ITEMS:
++++++++++

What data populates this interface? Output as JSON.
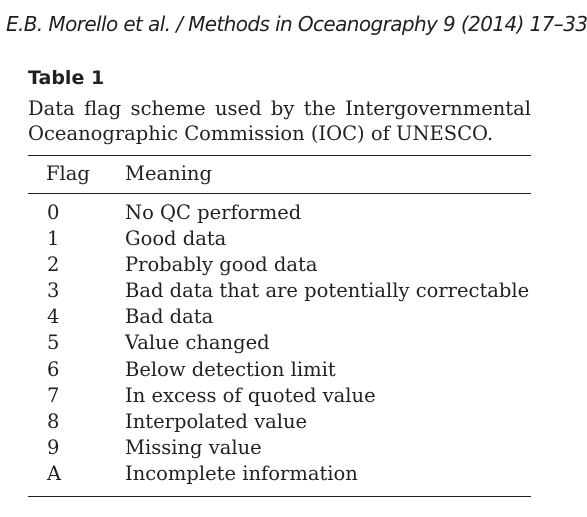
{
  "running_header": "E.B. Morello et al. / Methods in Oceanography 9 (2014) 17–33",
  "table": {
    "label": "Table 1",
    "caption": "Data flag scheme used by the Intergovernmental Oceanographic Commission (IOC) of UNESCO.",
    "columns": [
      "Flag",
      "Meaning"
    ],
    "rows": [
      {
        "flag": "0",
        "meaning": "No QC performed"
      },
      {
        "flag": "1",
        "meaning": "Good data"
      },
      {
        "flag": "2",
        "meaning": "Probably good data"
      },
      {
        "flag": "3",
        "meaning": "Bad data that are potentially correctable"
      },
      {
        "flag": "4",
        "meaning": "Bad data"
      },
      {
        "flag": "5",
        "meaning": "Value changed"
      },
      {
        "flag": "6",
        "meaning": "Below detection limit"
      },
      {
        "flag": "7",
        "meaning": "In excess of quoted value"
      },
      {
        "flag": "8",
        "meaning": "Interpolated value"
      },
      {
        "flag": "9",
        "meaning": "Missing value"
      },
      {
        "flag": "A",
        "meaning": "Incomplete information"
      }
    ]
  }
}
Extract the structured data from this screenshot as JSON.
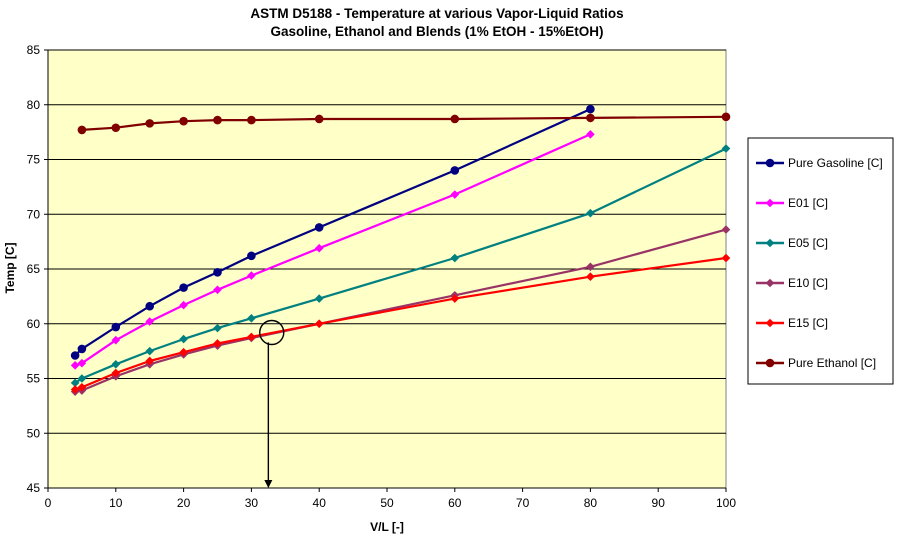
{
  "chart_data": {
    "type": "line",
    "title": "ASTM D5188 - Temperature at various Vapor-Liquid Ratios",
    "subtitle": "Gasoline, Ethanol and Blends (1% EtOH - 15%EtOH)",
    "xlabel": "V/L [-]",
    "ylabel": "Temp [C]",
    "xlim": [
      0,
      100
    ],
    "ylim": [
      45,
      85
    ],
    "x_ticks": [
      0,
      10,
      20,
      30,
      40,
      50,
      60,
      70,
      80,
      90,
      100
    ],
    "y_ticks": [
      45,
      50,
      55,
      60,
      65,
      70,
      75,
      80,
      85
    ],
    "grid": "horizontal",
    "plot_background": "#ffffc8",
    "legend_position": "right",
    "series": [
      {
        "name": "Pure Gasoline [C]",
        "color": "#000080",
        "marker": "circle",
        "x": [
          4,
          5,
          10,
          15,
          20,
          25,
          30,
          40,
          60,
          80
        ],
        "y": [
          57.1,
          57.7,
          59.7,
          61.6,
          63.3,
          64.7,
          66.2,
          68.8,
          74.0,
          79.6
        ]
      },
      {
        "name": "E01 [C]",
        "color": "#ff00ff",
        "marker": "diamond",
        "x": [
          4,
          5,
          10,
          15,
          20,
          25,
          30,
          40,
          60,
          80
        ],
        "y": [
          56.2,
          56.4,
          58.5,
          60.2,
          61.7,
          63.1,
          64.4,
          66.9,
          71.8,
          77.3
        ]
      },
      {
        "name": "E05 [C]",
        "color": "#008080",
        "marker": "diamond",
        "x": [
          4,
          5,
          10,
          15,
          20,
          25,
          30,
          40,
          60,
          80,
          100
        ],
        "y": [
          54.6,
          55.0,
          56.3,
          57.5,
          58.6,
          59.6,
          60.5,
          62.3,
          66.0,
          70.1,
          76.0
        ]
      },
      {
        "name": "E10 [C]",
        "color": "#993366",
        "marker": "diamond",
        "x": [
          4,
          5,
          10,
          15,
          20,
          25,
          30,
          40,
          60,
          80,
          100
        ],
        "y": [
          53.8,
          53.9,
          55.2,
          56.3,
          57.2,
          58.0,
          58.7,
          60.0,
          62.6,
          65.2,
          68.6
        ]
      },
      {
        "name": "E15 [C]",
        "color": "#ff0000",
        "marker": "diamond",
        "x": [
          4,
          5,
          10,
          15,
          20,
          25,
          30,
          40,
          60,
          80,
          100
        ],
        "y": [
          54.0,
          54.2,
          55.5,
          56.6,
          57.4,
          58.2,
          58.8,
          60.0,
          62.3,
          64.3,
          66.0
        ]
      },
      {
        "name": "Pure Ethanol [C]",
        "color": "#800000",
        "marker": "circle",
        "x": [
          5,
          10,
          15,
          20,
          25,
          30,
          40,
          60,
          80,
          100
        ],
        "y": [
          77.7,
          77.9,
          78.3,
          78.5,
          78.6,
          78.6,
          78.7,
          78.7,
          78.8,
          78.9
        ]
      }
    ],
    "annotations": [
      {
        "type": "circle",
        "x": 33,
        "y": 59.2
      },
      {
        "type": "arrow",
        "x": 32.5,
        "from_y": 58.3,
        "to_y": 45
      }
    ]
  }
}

++++++++++

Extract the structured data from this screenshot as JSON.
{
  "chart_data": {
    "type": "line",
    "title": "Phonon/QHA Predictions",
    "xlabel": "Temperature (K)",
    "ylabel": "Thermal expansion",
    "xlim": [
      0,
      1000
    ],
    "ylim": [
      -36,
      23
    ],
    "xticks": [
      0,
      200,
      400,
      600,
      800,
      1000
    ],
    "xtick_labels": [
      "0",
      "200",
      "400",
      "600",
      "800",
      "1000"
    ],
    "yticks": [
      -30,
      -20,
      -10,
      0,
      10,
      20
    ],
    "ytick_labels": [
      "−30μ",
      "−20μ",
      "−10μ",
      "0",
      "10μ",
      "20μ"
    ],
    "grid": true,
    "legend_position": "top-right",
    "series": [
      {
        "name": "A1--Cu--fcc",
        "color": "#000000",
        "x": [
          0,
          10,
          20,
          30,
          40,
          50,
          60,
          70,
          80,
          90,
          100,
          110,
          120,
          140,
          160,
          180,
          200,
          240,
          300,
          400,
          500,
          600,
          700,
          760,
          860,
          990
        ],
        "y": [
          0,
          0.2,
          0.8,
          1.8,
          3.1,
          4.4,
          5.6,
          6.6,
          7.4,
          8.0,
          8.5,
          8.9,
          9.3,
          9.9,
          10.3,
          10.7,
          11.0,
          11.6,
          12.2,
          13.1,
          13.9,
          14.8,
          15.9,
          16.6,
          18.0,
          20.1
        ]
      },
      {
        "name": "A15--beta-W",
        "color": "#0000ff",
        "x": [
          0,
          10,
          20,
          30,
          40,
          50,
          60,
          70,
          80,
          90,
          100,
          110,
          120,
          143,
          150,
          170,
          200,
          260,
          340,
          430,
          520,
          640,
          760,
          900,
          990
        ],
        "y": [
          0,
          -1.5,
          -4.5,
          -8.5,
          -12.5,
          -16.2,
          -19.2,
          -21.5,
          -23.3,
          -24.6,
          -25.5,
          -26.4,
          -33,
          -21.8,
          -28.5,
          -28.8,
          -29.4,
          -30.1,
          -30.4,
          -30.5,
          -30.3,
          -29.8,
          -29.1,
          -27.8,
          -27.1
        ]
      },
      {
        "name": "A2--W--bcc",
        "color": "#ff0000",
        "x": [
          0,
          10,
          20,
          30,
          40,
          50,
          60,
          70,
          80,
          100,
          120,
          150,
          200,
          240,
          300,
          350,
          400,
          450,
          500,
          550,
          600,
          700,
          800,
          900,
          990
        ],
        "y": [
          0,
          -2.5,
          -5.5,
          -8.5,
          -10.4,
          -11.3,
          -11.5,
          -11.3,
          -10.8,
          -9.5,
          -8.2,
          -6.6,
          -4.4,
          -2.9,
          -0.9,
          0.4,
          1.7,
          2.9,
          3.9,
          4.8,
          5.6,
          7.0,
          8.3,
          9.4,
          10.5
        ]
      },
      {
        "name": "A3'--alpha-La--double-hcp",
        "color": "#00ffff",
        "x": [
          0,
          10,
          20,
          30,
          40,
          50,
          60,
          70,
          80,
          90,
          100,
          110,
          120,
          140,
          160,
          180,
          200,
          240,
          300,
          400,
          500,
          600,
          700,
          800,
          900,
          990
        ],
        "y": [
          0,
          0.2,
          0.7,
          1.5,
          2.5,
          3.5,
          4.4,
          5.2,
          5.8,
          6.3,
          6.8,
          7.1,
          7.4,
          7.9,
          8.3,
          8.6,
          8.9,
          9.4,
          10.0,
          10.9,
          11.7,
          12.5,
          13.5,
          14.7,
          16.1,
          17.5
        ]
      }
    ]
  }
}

++++++++++

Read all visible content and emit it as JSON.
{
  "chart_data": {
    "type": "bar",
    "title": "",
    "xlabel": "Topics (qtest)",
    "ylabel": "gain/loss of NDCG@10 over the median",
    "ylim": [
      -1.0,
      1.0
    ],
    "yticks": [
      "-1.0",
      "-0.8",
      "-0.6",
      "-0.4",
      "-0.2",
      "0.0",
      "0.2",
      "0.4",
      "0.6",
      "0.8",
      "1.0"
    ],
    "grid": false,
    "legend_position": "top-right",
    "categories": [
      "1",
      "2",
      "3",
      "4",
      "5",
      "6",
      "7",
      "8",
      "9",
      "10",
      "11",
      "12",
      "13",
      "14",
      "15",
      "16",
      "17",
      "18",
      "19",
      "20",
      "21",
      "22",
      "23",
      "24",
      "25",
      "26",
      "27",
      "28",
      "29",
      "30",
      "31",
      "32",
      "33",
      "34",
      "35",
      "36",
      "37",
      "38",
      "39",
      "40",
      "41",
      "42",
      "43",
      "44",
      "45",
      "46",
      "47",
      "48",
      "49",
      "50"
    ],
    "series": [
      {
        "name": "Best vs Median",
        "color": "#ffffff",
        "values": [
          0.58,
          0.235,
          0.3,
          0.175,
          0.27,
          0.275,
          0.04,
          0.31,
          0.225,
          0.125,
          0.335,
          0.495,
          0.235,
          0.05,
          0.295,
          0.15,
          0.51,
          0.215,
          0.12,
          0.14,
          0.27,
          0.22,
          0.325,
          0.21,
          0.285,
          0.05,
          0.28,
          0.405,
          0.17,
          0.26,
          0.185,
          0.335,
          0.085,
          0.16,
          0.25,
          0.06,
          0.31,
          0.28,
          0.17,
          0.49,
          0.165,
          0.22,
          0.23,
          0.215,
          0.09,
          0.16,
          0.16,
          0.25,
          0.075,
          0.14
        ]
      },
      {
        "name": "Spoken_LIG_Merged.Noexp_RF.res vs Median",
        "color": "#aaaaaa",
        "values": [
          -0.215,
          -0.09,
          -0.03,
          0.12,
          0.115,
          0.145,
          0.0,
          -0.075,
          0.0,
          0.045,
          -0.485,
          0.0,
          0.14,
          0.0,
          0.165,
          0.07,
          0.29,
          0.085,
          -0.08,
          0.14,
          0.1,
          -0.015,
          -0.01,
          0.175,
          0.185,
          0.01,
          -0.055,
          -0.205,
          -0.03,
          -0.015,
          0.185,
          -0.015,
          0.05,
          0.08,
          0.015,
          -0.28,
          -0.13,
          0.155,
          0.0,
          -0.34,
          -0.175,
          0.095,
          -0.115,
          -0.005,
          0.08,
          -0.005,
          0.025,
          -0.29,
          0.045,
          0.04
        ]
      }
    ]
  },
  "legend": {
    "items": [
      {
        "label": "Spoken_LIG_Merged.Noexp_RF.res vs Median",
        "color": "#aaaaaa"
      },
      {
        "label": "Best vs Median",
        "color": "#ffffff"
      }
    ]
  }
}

++++++++++

WHAT YOU NEED TO DO: Report only the count of lines that include the string "grid".

RESULT OF THE TASK: 3